• Given information:
* * * * *

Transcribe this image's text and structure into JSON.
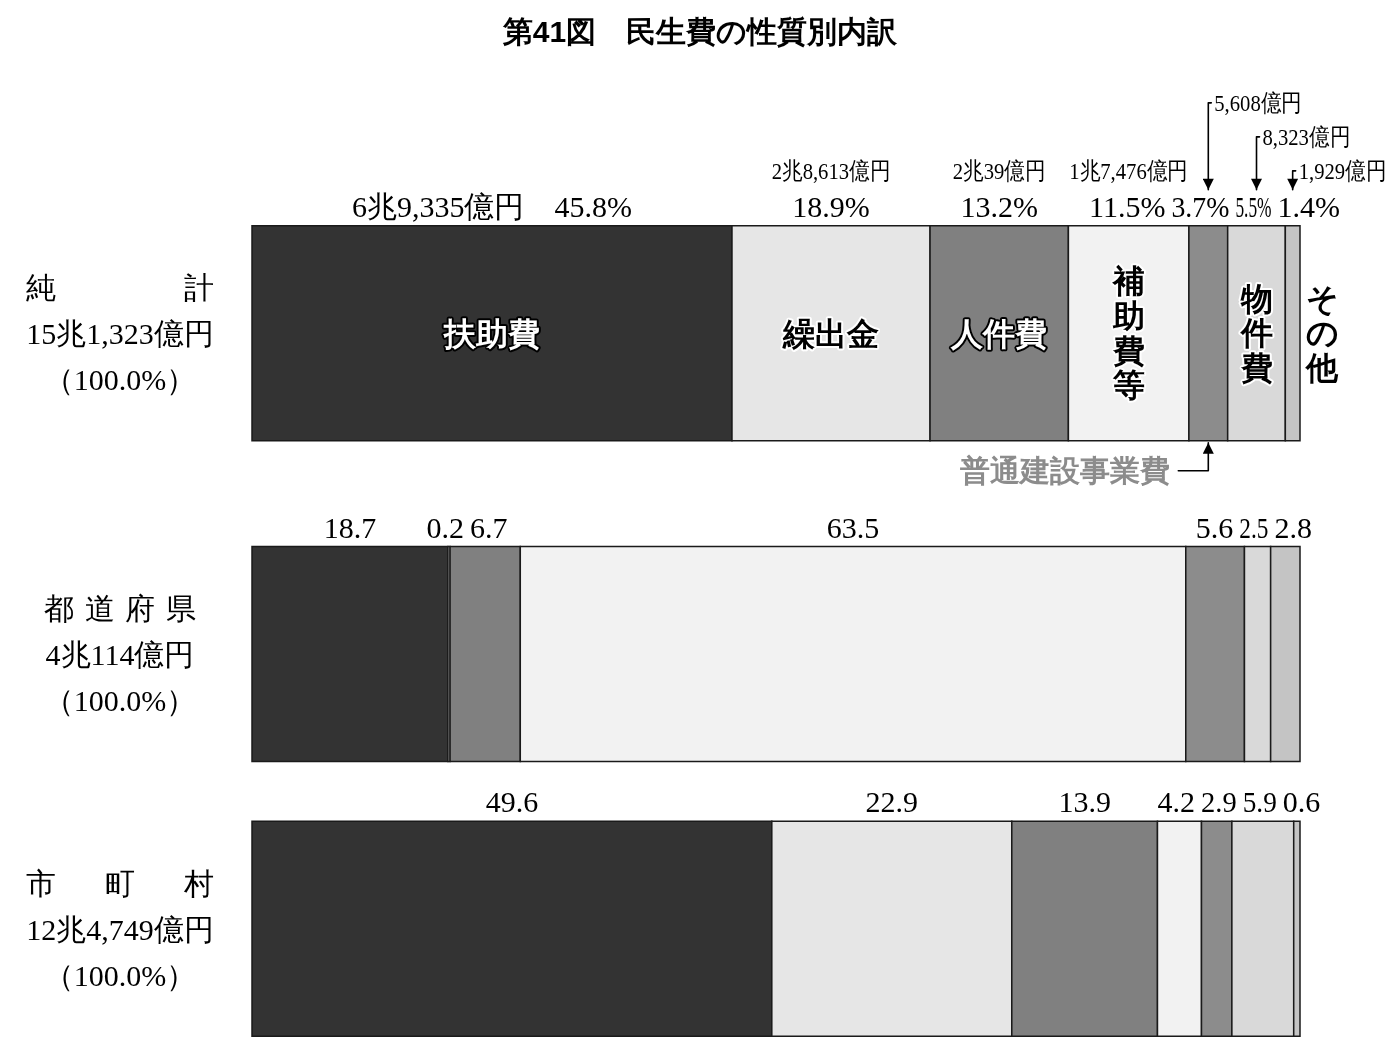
{
  "chart_data": {
    "type": "bar",
    "title": "第41図　民生費の性質別内訳",
    "orientation": "horizontal",
    "stacked": true,
    "categories": [
      "純計",
      "都道府県",
      "市町村"
    ],
    "totals": [
      "15兆1,323億円（100.0%）",
      "4兆114億円（100.0%）",
      "12兆4,749億円（100.0%）"
    ],
    "xlim": [
      0,
      100
    ],
    "tick_labels": "y",
    "series": [
      {
        "name": "扶助費",
        "color": "#333333",
        "values": [
          45.8,
          18.7,
          49.6
        ],
        "value_labels": [
          "6兆9,335億円　45.8%",
          "18.7",
          "49.6"
        ]
      },
      {
        "name": "繰出金",
        "color": "#e6e6e6",
        "values": [
          18.9,
          0.2,
          22.9
        ],
        "value_labels": [
          "2兆8,613億円\n18.9%",
          "0.2",
          "22.9"
        ]
      },
      {
        "name": "人件費",
        "color": "#808080",
        "values": [
          13.2,
          6.7,
          13.9
        ],
        "value_labels": [
          "2兆39億円\n13.2%",
          "6.7",
          "13.9"
        ]
      },
      {
        "name": "補助費等",
        "color": "#f2f2f2",
        "values": [
          11.5,
          63.5,
          4.2
        ],
        "value_labels": [
          "1兆7,476億円\n11.5%",
          "63.5",
          "4.2"
        ]
      },
      {
        "name": "普通建設事業費",
        "color": "#8c8c8c",
        "values": [
          3.7,
          5.6,
          2.9
        ],
        "value_labels": [
          "5,608億円\n3.7%",
          "5.6",
          "2.9"
        ]
      },
      {
        "name": "物件費",
        "color": "#d9d9d9",
        "values": [
          5.5,
          2.5,
          5.9
        ],
        "value_labels": [
          "8,323億円\n5.5%",
          "2.5",
          "5.9"
        ]
      },
      {
        "name": "その他",
        "color": "#c4c4c4",
        "values": [
          1.4,
          2.8,
          0.6
        ],
        "value_labels": [
          "1,929億円\n1.4%",
          "2.8",
          "0.6"
        ]
      }
    ]
  }
}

* * * * *

• Work instructions: Leave out every picture and copy the rest of the records exactly.

• Written response:
Transcribe this image's text and structure into JSON.
{
  "chart_data": {
    "type": "bar",
    "title": "第41図　民生費の性質別内訳",
    "orientation": "horizontal",
    "stacked": true,
    "categories": [
      "純計",
      "都道府県",
      "市町村"
    ],
    "totals": [
      "15兆1,323億円（100.0%）",
      "4兆114億円（100.0%）",
      "12兆4,749億円（100.0%）"
    ],
    "xlim": [
      0,
      100
    ],
    "tick_labels": "y",
    "series": [
      {
        "name": "扶助費",
        "color": "#333333",
        "values": [
          45.8,
          18.7,
          49.6
        ],
        "value_labels": [
          "6兆9,335億円　45.8%",
          "18.7",
          "49.6"
        ]
      },
      {
        "name": "繰出金",
        "color": "#e6e6e6",
        "values": [
          18.9,
          0.2,
          22.9
        ],
        "value_labels": [
          "2兆8,613億円\n18.9%",
          "0.2",
          "22.9"
        ]
      },
      {
        "name": "人件費",
        "color": "#808080",
        "values": [
          13.2,
          6.7,
          13.9
        ],
        "value_labels": [
          "2兆39億円\n13.2%",
          "6.7",
          "13.9"
        ]
      },
      {
        "name": "補助費等",
        "color": "#f2f2f2",
        "values": [
          11.5,
          63.5,
          4.2
        ],
        "value_labels": [
          "1兆7,476億円\n11.5%",
          "63.5",
          "4.2"
        ]
      },
      {
        "name": "普通建設事業費",
        "color": "#8c8c8c",
        "values": [
          3.7,
          5.6,
          2.9
        ],
        "value_labels": [
          "5,608億円\n3.7%",
          "5.6",
          "2.9"
        ]
      },
      {
        "name": "物件費",
        "color": "#d9d9d9",
        "values": [
          5.5,
          2.5,
          5.9
        ],
        "value_labels": [
          "8,323億円\n5.5%",
          "2.5",
          "5.9"
        ]
      },
      {
        "name": "その他",
        "color": "#c4c4c4",
        "values": [
          1.4,
          2.8,
          0.6
        ],
        "value_labels": [
          "1,929億円\n1.4%",
          "2.8",
          "0.6"
        ]
      }
    ]
  }
}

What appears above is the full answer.